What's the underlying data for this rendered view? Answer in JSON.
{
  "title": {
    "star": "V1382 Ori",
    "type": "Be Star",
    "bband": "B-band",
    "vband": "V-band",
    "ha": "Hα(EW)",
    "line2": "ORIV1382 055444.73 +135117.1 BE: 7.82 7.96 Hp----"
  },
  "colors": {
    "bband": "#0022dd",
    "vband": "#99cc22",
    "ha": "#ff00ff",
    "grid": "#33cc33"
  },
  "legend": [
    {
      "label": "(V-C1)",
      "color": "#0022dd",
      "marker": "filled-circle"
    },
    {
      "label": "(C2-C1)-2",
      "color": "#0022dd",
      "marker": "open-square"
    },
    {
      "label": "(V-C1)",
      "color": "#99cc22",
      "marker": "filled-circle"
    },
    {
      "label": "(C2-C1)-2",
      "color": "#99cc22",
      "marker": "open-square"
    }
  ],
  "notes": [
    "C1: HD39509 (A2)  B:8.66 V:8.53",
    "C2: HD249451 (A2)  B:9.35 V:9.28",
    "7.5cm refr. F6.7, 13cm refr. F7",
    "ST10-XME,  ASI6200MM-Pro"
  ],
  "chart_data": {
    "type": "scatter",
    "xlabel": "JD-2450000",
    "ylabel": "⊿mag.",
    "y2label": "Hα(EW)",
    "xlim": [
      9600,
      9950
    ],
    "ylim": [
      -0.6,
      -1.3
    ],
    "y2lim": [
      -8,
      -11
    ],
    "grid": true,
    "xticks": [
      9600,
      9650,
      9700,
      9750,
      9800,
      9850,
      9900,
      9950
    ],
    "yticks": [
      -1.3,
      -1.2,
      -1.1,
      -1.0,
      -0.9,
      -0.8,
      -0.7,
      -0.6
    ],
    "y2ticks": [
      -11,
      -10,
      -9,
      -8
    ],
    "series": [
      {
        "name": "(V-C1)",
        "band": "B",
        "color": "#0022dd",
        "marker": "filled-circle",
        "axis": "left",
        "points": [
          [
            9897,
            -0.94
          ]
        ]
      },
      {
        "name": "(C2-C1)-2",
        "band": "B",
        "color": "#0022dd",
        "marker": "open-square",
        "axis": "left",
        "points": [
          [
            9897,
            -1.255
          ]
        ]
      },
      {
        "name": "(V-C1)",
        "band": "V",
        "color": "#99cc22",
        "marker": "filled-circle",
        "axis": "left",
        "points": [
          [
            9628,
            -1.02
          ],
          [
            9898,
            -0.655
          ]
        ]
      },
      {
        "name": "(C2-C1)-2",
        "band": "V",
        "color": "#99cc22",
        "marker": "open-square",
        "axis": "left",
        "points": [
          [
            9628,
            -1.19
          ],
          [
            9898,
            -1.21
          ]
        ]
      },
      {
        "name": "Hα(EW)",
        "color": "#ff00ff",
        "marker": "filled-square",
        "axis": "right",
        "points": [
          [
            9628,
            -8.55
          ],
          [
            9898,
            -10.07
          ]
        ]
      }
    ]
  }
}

> **TASK DETAILS**
Restate every line of the data word for word.

> **THE OUTPUT**
What's the underlying data for this rendered view? Answer in JSON.
{
  "title": {
    "star": "V1382 Ori",
    "type": "Be Star",
    "bband": "B-band",
    "vband": "V-band",
    "ha": "Hα(EW)",
    "line2": "ORIV1382 055444.73 +135117.1 BE: 7.82 7.96 Hp----"
  },
  "colors": {
    "bband": "#0022dd",
    "vband": "#99cc22",
    "ha": "#ff00ff",
    "grid": "#33cc33"
  },
  "legend": [
    {
      "label": "(V-C1)",
      "color": "#0022dd",
      "marker": "filled-circle"
    },
    {
      "label": "(C2-C1)-2",
      "color": "#0022dd",
      "marker": "open-square"
    },
    {
      "label": "(V-C1)",
      "color": "#99cc22",
      "marker": "filled-circle"
    },
    {
      "label": "(C2-C1)-2",
      "color": "#99cc22",
      "marker": "open-square"
    }
  ],
  "notes": [
    "C1: HD39509 (A2)  B:8.66 V:8.53",
    "C2: HD249451 (A2)  B:9.35 V:9.28",
    "7.5cm refr. F6.7, 13cm refr. F7",
    "ST10-XME,  ASI6200MM-Pro"
  ],
  "chart_data": {
    "type": "scatter",
    "xlabel": "JD-2450000",
    "ylabel": "⊿mag.",
    "y2label": "Hα(EW)",
    "xlim": [
      9600,
      9950
    ],
    "ylim": [
      -0.6,
      -1.3
    ],
    "y2lim": [
      -8,
      -11
    ],
    "grid": true,
    "xticks": [
      9600,
      9650,
      9700,
      9750,
      9800,
      9850,
      9900,
      9950
    ],
    "yticks": [
      -1.3,
      -1.2,
      -1.1,
      -1.0,
      -0.9,
      -0.8,
      -0.7,
      -0.6
    ],
    "y2ticks": [
      -11,
      -10,
      -9,
      -8
    ],
    "series": [
      {
        "name": "(V-C1)",
        "band": "B",
        "color": "#0022dd",
        "marker": "filled-circle",
        "axis": "left",
        "points": [
          [
            9897,
            -0.94
          ]
        ]
      },
      {
        "name": "(C2-C1)-2",
        "band": "B",
        "color": "#0022dd",
        "marker": "open-square",
        "axis": "left",
        "points": [
          [
            9897,
            -1.255
          ]
        ]
      },
      {
        "name": "(V-C1)",
        "band": "V",
        "color": "#99cc22",
        "marker": "filled-circle",
        "axis": "left",
        "points": [
          [
            9628,
            -1.02
          ],
          [
            9898,
            -0.655
          ]
        ]
      },
      {
        "name": "(C2-C1)-2",
        "band": "V",
        "color": "#99cc22",
        "marker": "open-square",
        "axis": "left",
        "points": [
          [
            9628,
            -1.19
          ],
          [
            9898,
            -1.21
          ]
        ]
      },
      {
        "name": "Hα(EW)",
        "color": "#ff00ff",
        "marker": "filled-square",
        "axis": "right",
        "points": [
          [
            9628,
            -8.55
          ],
          [
            9898,
            -10.07
          ]
        ]
      }
    ]
  }
}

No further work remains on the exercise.